"""

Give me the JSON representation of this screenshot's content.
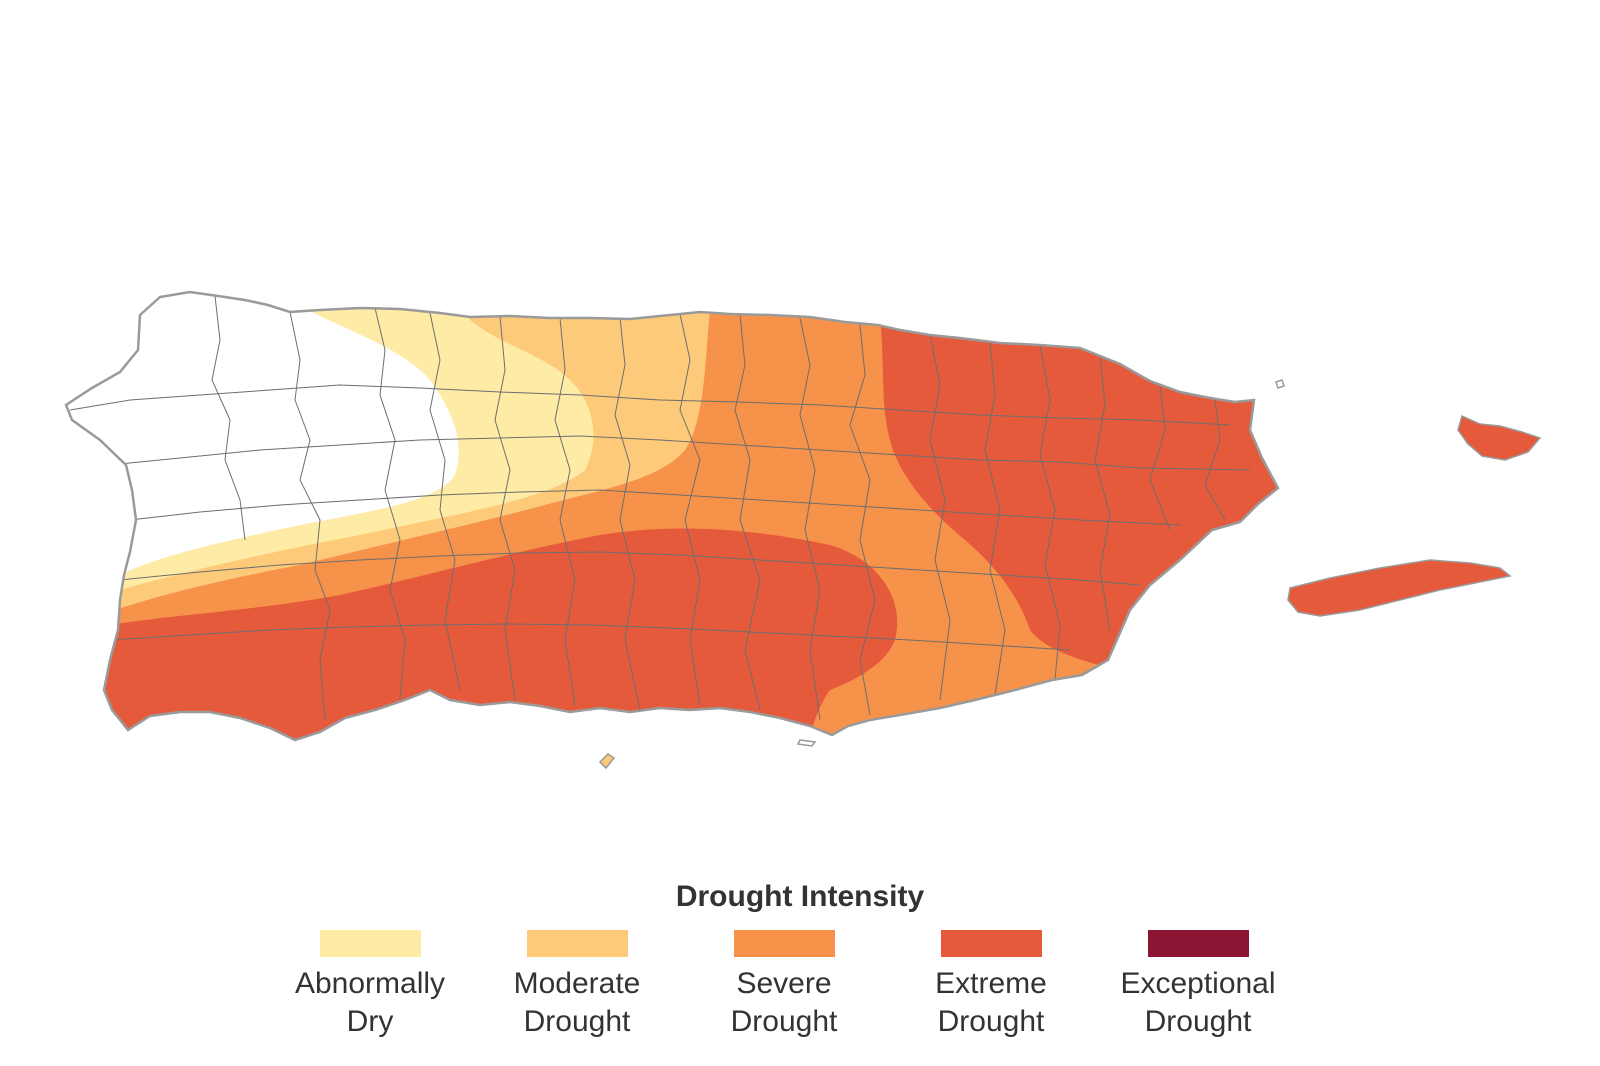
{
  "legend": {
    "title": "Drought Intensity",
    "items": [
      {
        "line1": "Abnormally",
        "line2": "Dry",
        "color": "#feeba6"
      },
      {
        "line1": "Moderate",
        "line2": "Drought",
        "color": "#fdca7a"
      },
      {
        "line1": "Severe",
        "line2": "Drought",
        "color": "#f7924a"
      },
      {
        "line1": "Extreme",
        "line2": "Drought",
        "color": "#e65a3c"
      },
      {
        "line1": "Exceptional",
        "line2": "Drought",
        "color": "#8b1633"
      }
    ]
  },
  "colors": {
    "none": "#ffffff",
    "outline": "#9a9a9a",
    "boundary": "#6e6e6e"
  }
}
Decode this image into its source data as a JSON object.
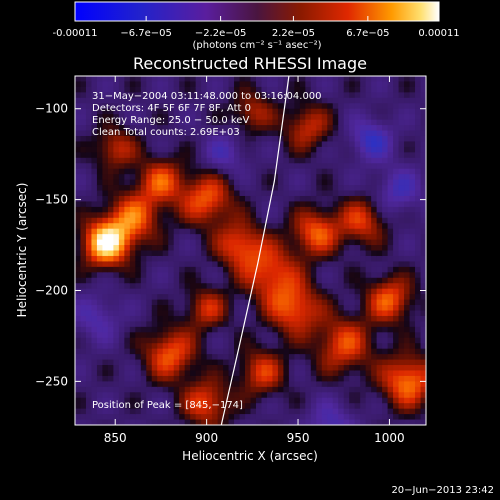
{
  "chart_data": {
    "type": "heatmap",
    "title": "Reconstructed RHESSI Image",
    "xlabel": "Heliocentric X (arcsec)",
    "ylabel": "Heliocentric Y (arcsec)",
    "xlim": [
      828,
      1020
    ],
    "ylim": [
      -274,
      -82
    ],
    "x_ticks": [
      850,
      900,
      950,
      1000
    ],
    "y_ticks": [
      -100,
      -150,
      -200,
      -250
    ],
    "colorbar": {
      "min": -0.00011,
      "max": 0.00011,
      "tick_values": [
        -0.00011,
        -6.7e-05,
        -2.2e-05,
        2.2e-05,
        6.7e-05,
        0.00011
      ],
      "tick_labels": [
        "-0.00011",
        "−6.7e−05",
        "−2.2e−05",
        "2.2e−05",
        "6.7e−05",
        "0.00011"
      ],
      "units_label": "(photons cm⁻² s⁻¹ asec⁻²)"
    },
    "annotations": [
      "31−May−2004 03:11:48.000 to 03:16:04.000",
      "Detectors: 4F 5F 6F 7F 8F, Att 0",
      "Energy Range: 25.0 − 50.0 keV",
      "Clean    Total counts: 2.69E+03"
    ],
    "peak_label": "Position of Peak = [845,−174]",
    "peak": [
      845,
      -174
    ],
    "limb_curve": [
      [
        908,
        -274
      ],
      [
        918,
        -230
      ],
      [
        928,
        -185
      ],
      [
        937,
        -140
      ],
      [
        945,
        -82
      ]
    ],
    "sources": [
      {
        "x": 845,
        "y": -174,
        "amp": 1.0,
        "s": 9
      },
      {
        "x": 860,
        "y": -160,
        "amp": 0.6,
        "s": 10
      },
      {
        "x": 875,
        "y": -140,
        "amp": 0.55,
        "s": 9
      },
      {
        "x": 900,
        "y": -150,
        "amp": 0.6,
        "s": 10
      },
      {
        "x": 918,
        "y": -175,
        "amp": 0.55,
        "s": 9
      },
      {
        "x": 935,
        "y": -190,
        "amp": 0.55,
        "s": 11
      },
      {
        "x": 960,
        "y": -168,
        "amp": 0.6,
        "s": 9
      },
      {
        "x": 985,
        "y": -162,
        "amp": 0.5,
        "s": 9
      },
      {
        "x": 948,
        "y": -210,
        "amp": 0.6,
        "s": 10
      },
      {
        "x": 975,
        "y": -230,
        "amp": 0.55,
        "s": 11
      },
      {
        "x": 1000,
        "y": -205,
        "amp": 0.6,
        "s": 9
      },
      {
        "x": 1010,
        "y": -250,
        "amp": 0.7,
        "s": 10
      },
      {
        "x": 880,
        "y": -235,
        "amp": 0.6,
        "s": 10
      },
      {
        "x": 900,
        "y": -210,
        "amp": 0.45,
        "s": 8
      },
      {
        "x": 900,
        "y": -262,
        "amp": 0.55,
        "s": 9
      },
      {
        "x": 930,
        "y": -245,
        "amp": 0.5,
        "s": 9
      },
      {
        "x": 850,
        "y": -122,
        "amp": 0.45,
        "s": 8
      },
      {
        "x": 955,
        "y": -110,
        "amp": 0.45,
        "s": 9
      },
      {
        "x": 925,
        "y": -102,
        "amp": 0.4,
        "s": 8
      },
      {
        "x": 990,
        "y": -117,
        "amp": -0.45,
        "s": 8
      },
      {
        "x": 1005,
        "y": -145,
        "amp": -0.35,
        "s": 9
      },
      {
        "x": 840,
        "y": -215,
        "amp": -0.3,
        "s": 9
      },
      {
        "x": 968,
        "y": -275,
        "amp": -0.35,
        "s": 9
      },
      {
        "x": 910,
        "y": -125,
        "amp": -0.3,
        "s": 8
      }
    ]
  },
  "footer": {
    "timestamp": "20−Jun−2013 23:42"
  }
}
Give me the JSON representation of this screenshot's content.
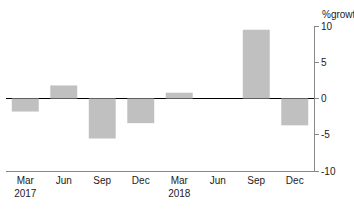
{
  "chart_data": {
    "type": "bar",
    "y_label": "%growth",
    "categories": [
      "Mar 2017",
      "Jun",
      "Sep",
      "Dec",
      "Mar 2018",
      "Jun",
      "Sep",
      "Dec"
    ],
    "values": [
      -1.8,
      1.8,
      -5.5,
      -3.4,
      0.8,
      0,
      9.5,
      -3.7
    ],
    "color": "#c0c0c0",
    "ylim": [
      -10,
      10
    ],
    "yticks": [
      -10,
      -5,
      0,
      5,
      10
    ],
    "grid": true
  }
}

"""

Problem statement: Copy every line of the data word for word, omitting the images.

Expected answer:
Give me the JSON representation of this screenshot's content.
{
  "legend": {
    "title": "Drought Intensity",
    "items": [
      {
        "line1": "Abnormally",
        "line2": "Dry",
        "color": "#feeba6"
      },
      {
        "line1": "Moderate",
        "line2": "Drought",
        "color": "#fdca7a"
      },
      {
        "line1": "Severe",
        "line2": "Drought",
        "color": "#f7924a"
      },
      {
        "line1": "Extreme",
        "line2": "Drought",
        "color": "#e65a3c"
      },
      {
        "line1": "Exceptional",
        "line2": "Drought",
        "color": "#8b1633"
      }
    ]
  },
  "colors": {
    "none": "#ffffff",
    "outline": "#9a9a9a",
    "boundary": "#6e6e6e"
  }
}
Decode this image into its source data as a JSON object.
{
  "chart_data": {
    "type": "heatmap",
    "title": "Reconstructed RHESSI Image",
    "xlabel": "Heliocentric X (arcsec)",
    "ylabel": "Heliocentric Y (arcsec)",
    "xlim": [
      828,
      1020
    ],
    "ylim": [
      -274,
      -82
    ],
    "x_ticks": [
      850,
      900,
      950,
      1000
    ],
    "y_ticks": [
      -100,
      -150,
      -200,
      -250
    ],
    "colorbar": {
      "min": -0.00011,
      "max": 0.00011,
      "tick_values": [
        -0.00011,
        -6.7e-05,
        -2.2e-05,
        2.2e-05,
        6.7e-05,
        0.00011
      ],
      "tick_labels": [
        "-0.00011",
        "−6.7e−05",
        "−2.2e−05",
        "2.2e−05",
        "6.7e−05",
        "0.00011"
      ],
      "units_label": "(photons cm⁻² s⁻¹ asec⁻²)"
    },
    "annotations": [
      "31−May−2004 03:11:48.000 to 03:16:04.000",
      "Detectors: 4F 5F 6F 7F 8F, Att 0",
      "Energy Range: 25.0 − 50.0 keV",
      "Clean    Total counts: 2.69E+03"
    ],
    "peak_label": "Position of Peak = [845,−174]",
    "peak": [
      845,
      -174
    ],
    "limb_curve": [
      [
        908,
        -274
      ],
      [
        918,
        -230
      ],
      [
        928,
        -185
      ],
      [
        937,
        -140
      ],
      [
        945,
        -82
      ]
    ],
    "sources": [
      {
        "x": 845,
        "y": -174,
        "amp": 1.0,
        "s": 9
      },
      {
        "x": 860,
        "y": -160,
        "amp": 0.6,
        "s": 10
      },
      {
        "x": 875,
        "y": -140,
        "amp": 0.55,
        "s": 9
      },
      {
        "x": 900,
        "y": -150,
        "amp": 0.6,
        "s": 10
      },
      {
        "x": 918,
        "y": -175,
        "amp": 0.55,
        "s": 9
      },
      {
        "x": 935,
        "y": -190,
        "amp": 0.55,
        "s": 11
      },
      {
        "x": 960,
        "y": -168,
        "amp": 0.6,
        "s": 9
      },
      {
        "x": 985,
        "y": -162,
        "amp": 0.5,
        "s": 9
      },
      {
        "x": 948,
        "y": -210,
        "amp": 0.6,
        "s": 10
      },
      {
        "x": 975,
        "y": -230,
        "amp": 0.55,
        "s": 11
      },
      {
        "x": 1000,
        "y": -205,
        "amp": 0.6,
        "s": 9
      },
      {
        "x": 1010,
        "y": -250,
        "amp": 0.7,
        "s": 10
      },
      {
        "x": 880,
        "y": -235,
        "amp": 0.6,
        "s": 10
      },
      {
        "x": 900,
        "y": -210,
        "amp": 0.45,
        "s": 8
      },
      {
        "x": 900,
        "y": -262,
        "amp": 0.55,
        "s": 9
      },
      {
        "x": 930,
        "y": -245,
        "amp": 0.5,
        "s": 9
      },
      {
        "x": 850,
        "y": -122,
        "amp": 0.45,
        "s": 8
      },
      {
        "x": 955,
        "y": -110,
        "amp": 0.45,
        "s": 9
      },
      {
        "x": 925,
        "y": -102,
        "amp": 0.4,
        "s": 8
      },
      {
        "x": 990,
        "y": -117,
        "amp": -0.45,
        "s": 8
      },
      {
        "x": 1005,
        "y": -145,
        "amp": -0.35,
        "s": 9
      },
      {
        "x": 840,
        "y": -215,
        "amp": -0.3,
        "s": 9
      },
      {
        "x": 968,
        "y": -275,
        "amp": -0.35,
        "s": 9
      },
      {
        "x": 910,
        "y": -125,
        "amp": -0.3,
        "s": 8
      }
    ]
  },
  "footer": {
    "timestamp": "20−Jun−2013 23:42"
  }
}
Give me the JSON representation of this screenshot's content.
{
  "chart_data": {
    "type": "bar",
    "y_label": "%growth",
    "categories": [
      "Mar 2017",
      "Jun",
      "Sep",
      "Dec",
      "Mar 2018",
      "Jun",
      "Sep",
      "Dec"
    ],
    "values": [
      -1.8,
      1.8,
      -5.5,
      -3.4,
      0.8,
      0,
      9.5,
      -3.7
    ],
    "color": "#c0c0c0",
    "ylim": [
      -10,
      10
    ],
    "yticks": [
      -10,
      -5,
      0,
      5,
      10
    ],
    "grid": true
  }
}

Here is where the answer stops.